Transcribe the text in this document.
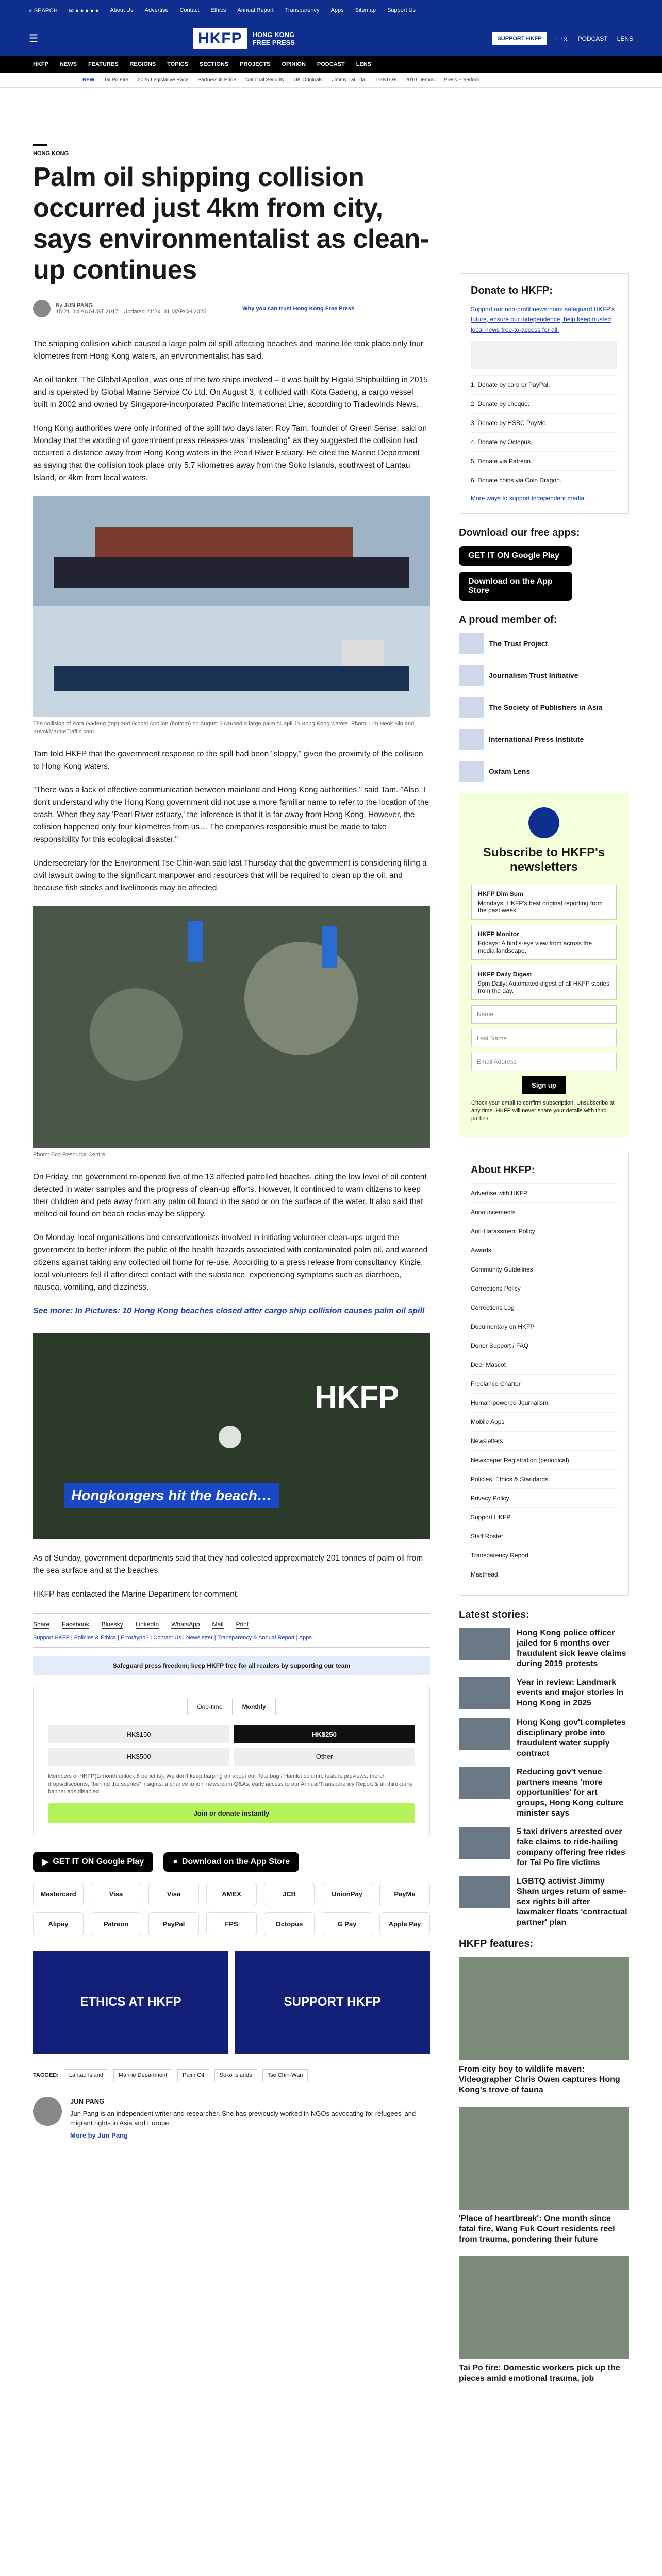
⌕ SEARCH ✉ ● ● ● ● ● About Us Advertise Contact Ethics Annual Report Transparency Apps Sitemap Support Us
☰	HKFP	HONG KONG
FREE PRESS	SUPPORT HKFP	中文 PODCAST LENS
HKFP NEWS FEATURES REGIONS TOPICS SECTIONS PROJECTS OPINION PODCAST LENS
NEW Tai Po Fire 2025 Legislative Race Partners in Pride National Security UK Originals Jimmy Lai Trial LGBTQ+ 2019 Demos Press Freedom
HONG KONG
Palm oil shipping collision occurred just 4km from city, says environmentalist as clean-up continues
By JUN PANG
15:21, 14 AUGUST 2017 · Updated 21:2x, 31 MARCH 2025	Why you can trust Hong Kong Free Press

The shipping collision which caused a large palm oil spill affecting beaches and marine life took place only four kilometres from Hong Kong waters, an environmentalist has said.

An oil tanker, The Global Apollon, was one of the two ships involved – it was built by Higaki Shipbuilding in 2015 and is operated by Global Marine Service Co Ltd. On August 3, it collided with Kota Gadeng, a cargo vessel built in 2002 and owned by Singapore-incorporated Pacific International Line, according to Tradewinds News.

Hong Kong authorities were only informed of the spill two days later. Roy Tam, founder of Green Sense, said on Monday that the wording of government press releases was "misleading" as they suggested the collision had occurred a distance away from Hong Kong waters in the Pearl River Estuary. He cited the Marine Department as saying that the collision took place only 5.7 kilometres away from the Soko Islands, southwest of Lantau Island, or 4km from local waters.

The collision of Kota Gadeng (top) and Global Apollon (bottom) on August 3 caused a large palm oil spill in Hong Kong waters. Photo: Lim Heok Nio and Kuvol/MarineTraffic.com.

Tam told HKFP that the government response to the spill had been "sloppy," given the proximity of the collision to Hong Kong waters.

"There was a lack of effective communication between mainland and Hong Kong authorities," said Tam. "Also, I don't understand why the Hong Kong government did not use a more familiar name to refer to the location of the crash. When they say 'Pearl River estuary,' the inference is that it is far away from Hong Kong. However, the collision happened only four kilometres from us… The companies responsible must be made to take responsibility for this ecological disaster."

Undersecretary for the Environment Tse Chin-wan said last Thursday that the government is considering filing a civil lawsuit owing to the significant manpower and resources that will be required to clean up the oil, and because fish stocks and livelihoods may be affected.

Photo: Eco Resource Centre.

On Friday, the government re-opened five of the 13 affected patrolled beaches, citing the low level of oil content detected in water samples and the progress of clean-up efforts. However, it continued to warn citizens to keep their children and pets away from any palm oil found in the sand or on the surface of the water. It also said that melted oil found on beach rocks may be slippery.

On Monday, local organisations and conservationists involved in initiating volunteer clean-ups urged the government to better inform the public of the health hazards associated with contaminated palm oil, and warned citizens against taking any collected oil home for re-use. According to a press release from consultancy Kinzie, local volunteers fell ill after direct contact with the substance, experiencing symptoms such as diarrhoea, nausea, vomiting, and dizziness.

See more: In Pictures: 10 Hong Kong beaches closed after cargo ship collision causes palm oil spill
HKFP
Hongkongers hit the beach…

As of Sunday, government departments said that they had collected approximately 201 tonnes of palm oil from the sea surface and at the beaches.

HKFP has contacted the Marine Department for comment.

Share Facebook Bluesky LinkedIn WhatsApp Mail Print
Support HKFP | Policies & Ethics | Error/typo? | Contact Us | Newsletter | Transparency & Annual Report | Apps
Safeguard press freedom; keep HKFP free for all readers by supporting our team
One-time	Monthly
HK$150	HK$250
HK$500	Other
Members of HKFP(1/month unlock 6 benefits): We don't keep harping on about our Tote bag / Hamlet column, feature previews, merch drops/discounts, "behind the scenes" insights, a chance to join newsroom Q&As, early access to our Annual/Transparency Report & all third-party banner ads disabled.
Join or donate instantly
▶ GET IT ON Google Play	● Download on the App Store
Mastercard	Visa	Visa	AMEX	JCB	UnionPay	PayMe
Alipay	Patreon	PayPal	FPS	Octopus	G Pay	Apple Pay
ETHICS AT HKFP	SUPPORT HKFP
TAGGED:	Lantau Island	Marine Department	Palm Oil	Soko Islands	Tse Chin-Wan
JUN PANG
Jun Pang is an independent writer and researcher. She has previously worked in NGOs advocating for refugees' and migrant rights in Asia and Europe.
More by Jun Pang
Donate to HKFP:
Support our non-profit newsroom: safeguard HKFP's future, ensure our independence, help keep trusted local news free-to-access for all.
1. Donate by card or PayPal.
2. Donate by cheque.
3. Donate by HSBC PayMe.
4. Donate by Octopus.
5. Donate via Patreon.
6. Donate coins via Coin Dragon.
More ways to support independent media.
Download our free apps:
GET IT ON Google Play
Download on the App Store
A proud member of:
The Trust Project
Journalism Trust Initiative
The Society of Publishers in Asia
International Press Institute
Oxfam Lens
Subscribe to HKFP's newsletters
HKFP Dim Sum
Mondays: HKFP's best original reporting from the past week.
HKFP Monitor
Fridays: A bird's-eye view from across the media landscape.
HKFP Daily Digest
9pm Daily: Automated digest of all HKFP stories from the day.
Name
Last Name
Email Address
Sign up
Check your email to confirm subscription. Unsubscribe at any time. HKFP will never share your details with third parties.
About HKFP:
Advertise with HKFP
Announcements
Anti-Harassment Policy
Awards
Community Guidelines
Corrections Policy
Corrections Log
Documentary on HKFP
Donor Support / FAQ
Deer Mascot
Freelance Charter
Human-powered Journalism
Mobile Apps
Newsletters
Newspaper Registration (periodical)
Policies, Ethics & Standards
Privacy Policy
Support HKFP
Staff Roster
Transparency Report
Masthead
Latest stories:
Hong Kong police officer jailed for 6 months over fraudulent sick leave claims during 2019 protests
Year in review: Landmark events and major stories in Hong Kong in 2025
Hong Kong gov't completes disciplinary probe into fraudulent water supply contract
Reducing gov't venue partners means 'more opportunities' for art groups, Hong Kong culture minister says
5 taxi drivers arrested over fake claims to ride-hailing company offering free rides for Tai Po fire victims
LGBTQ activist Jimmy Sham urges return of same-sex rights bill after lawmaker floats 'contractual partner' plan
HKFP features:
From city boy to wildlife maven: Videographer Chris Owen captures Hong Kong's trove of fauna
'Place of heartbreak': One month since fatal fire, Wang Fuk Court residents reel from trauma, pondering their future
Tai Po fire: Domestic workers pick up the pieces amid emotional trauma, job
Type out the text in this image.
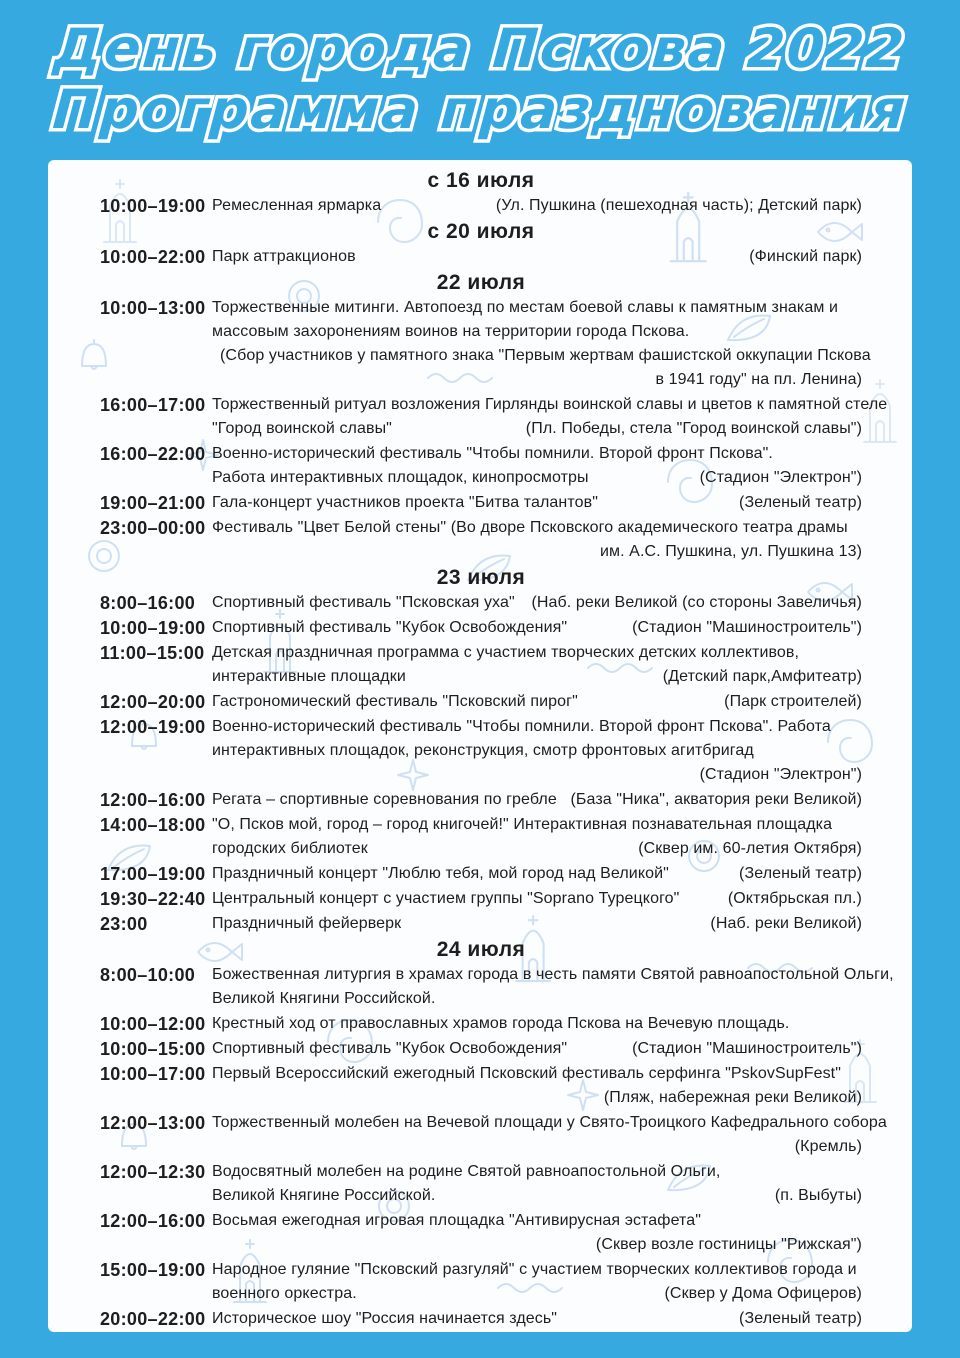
День города Пскова 2022
Программа празднования
с 16 июля
10:00–19:00 Ремесленная ярмарка	(Ул. Пушкина (пешеходная часть); Детский парк)
с 20 июля
10:00–22:00 Парк аттракционов	(Финский парк)
22 июля
10:00–13:00 Торжественные митинги. Автопоезд по местам боевой славы к памятным знакам и
массовым захоронениям воинов на территории города Пскова.
(Сбор участников у памятного знака "Первым жертвам фашистской оккупации Пскова
в 1941 году" на пл. Ленина)
16:00–17:00 Торжественный ритуал возложения Гирлянды воинской славы и цветов к памятной стеле
"Город воинской славы"	(Пл. Победы, стела "Город воинской славы")
16:00–22:00 Военно-исторический фестиваль "Чтобы помнили. Второй фронт Пскова".
Работа интерактивных площадок, кинопросмотры	(Стадион "Электрон")
19:00–21:00 Гала-концерт участников проекта "Битва талантов"	(Зеленый театр)
23:00–00:00 Фестиваль "Цвет Белой стены" (Во дворе Псковского академического театра драмы
им. А.С. Пушкина, ул. Пушкина 13)
23 июля
8:00–16:00	Спортивный фестиваль "Псковская уха"	(Наб. реки Великой (со стороны Завеличья)
10:00–19:00 Спортивный фестиваль "Кубок Освобождения"	(Стадион "Машиностроитель")
11:00–15:00 Детская праздничная программа с участием творческих детских коллективов,
интерактивные площадки	(Детский парк,Амфитеатр)
12:00–20:00 Гастрономический фестиваль "Псковский пирог"	(Парк строителей)
12:00–19:00 Военно-исторический фестиваль "Чтобы помнили. Второй фронт Пскова". Работа
интерактивных площадок, реконструкция, смотр фронтовых агитбригад
(Стадион "Электрон")
12:00–16:00 Регата – спортивные соревнования по гребле (База "Ника", акватория реки Великой)
14:00–18:00 "О, Псков мой, город – город книгочей!" Интерактивная познавательная площадка
городских библиотек	(Сквер им. 60-летия Октября)
17:00–19:00 Праздничный концерт "Люблю тебя, мой город над Великой"	(Зеленый театр)
19:30–22:40 Центральный концерт с участием группы "Soprano Турецкого"	(Октябрьская пл.)
23:00	Праздничный фейерверк	(Наб. реки Великой)
24 июля
8:00–10:00	Божественная литургия в храмах города в честь памяти Святой равноапостольной Ольги,
Великой Княгини Российской.
10:00–12:00 Крестный ход от православных храмов города Пскова на Вечевую площадь.
10:00–15:00 Спортивный фестиваль "Кубок Освобождения"	(Стадион "Машиностроитель")
10:00–17:00 Первый Всероссийский ежегодный Псковский фестиваль серфинга "PskovSupFest"
(Пляж, набережная реки Великой)
12:00–13:00 Торжественный молебен на Вечевой площади у Свято-Троицкого Кафедрального собора
(Кремль)
12:00–12:30 Водосвятный молебен на родине Святой равноапостольной Ольги,
Великой Княгине Российской.	(п. Выбуты)
12:00–16:00 Восьмая ежегодная игровая площадка "Антивирусная эстафета"
(Сквер возле гостиницы "Рижская")
15:00–19:00 Народное гуляние "Псковский разгуляй" с участием творческих коллективов города и
военного оркестра.	(Сквер у Дома Офицеров)
20:00–22:00 Историческое шоу "Россия начинается здесь"	(Зеленый театр)
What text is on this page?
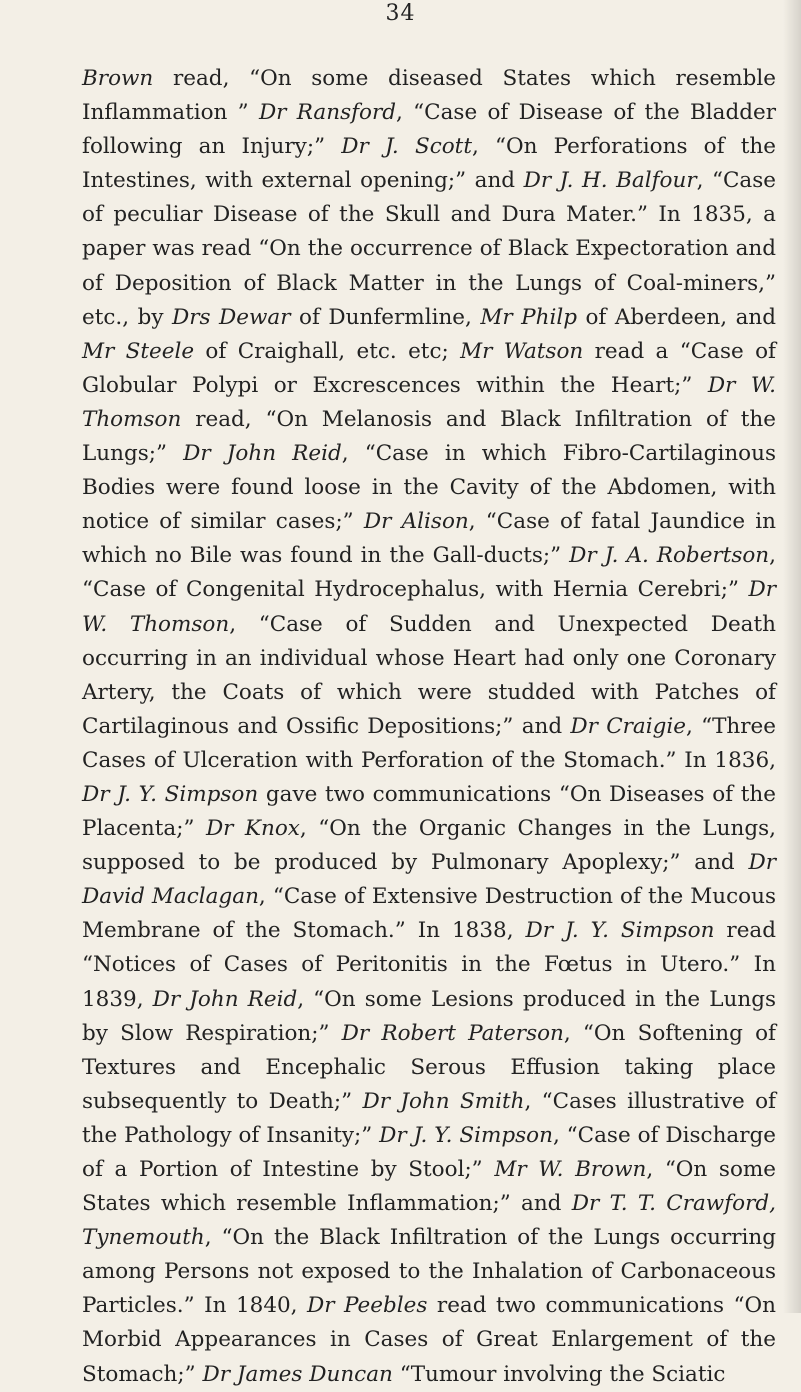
34

Brown read, “On some diseased States which resemble Inflammation ” Dr Ransford, “Case of Disease of the Bladder following an Injury;” Dr J. Scott, “On Perforations of the Intestines, with external opening;” and Dr J. H. Balfour, “Case of peculiar Disease of the Skull and Dura Mater.” In 1835, a paper was read “On the occurrence of Black Expectoration and of Deposition of Black Matter in the Lungs of Coal-miners,” etc., by Drs Dewar of Dunfermline, Mr Philp of Aberdeen, and Mr Steele of Craighall, etc. etc; Mr Watson read a “Case of Globular Polypi or Excrescences within the Heart;” Dr W. Thomson read, “On Melanosis and Black Infiltration of the Lungs;” Dr John Reid, “Case in which Fibro-Cartilaginous Bodies were found loose in the Cavity of the Abdomen, with notice of similar cases;” Dr Alison, “Case of fatal Jaundice in which no Bile was found in the Gall-ducts;” Dr J. A. Robertson, “Case of Congenital Hydrocephalus, with Hernia Cerebri;” Dr W. Thomson, “Case of Sudden and Unexpected Death occurring in an individual whose Heart had only one Coronary Artery, the Coats of which were studded with Patches of Cartilaginous and Ossific Depositions;” and Dr Craigie, “Three Cases of Ulceration with Perforation of the Stomach.” In 1836, Dr J. Y. Simpson gave two communications “On Diseases of the Placenta;” Dr Knox, “On the Organic Changes in the Lungs, supposed to be produced by Pulmonary Apoplexy;” and Dr David Maclagan, “Case of Extensive Destruction of the Mucous Membrane of the Stomach.” In 1838, Dr J. Y. Simpson read “Notices of Cases of Peritonitis in the Fœtus in Utero.” In 1839, Dr John Reid, “On some Lesions produced in the Lungs by Slow Respiration;” Dr Robert Paterson, “On Softening of Textures and Encephalic Serous Effusion taking place subsequently to Death;” Dr John Smith, “Cases illustrative of the Pathology of Insanity;” Dr J. Y. Simpson, “Case of Discharge of a Portion of Intestine by Stool;” Mr W. Brown, “On some States which resemble Inflammation;” and Dr T. T. Crawford, Tynemouth, “On the Black Infiltration of the Lungs occurring among Persons not exposed to the Inhalation of Carbonaceous Particles.” In 1840, Dr Peebles read two communications “On Morbid Appearances in Cases of Great Enlargement of the Stomach;” Dr James Duncan “Tumour involving the Sciatic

·····

→ **Exercise goal**
Your answer should be a single number: the count of lines in the entries that contain the word "интерактивных".

→ **Correct response**
2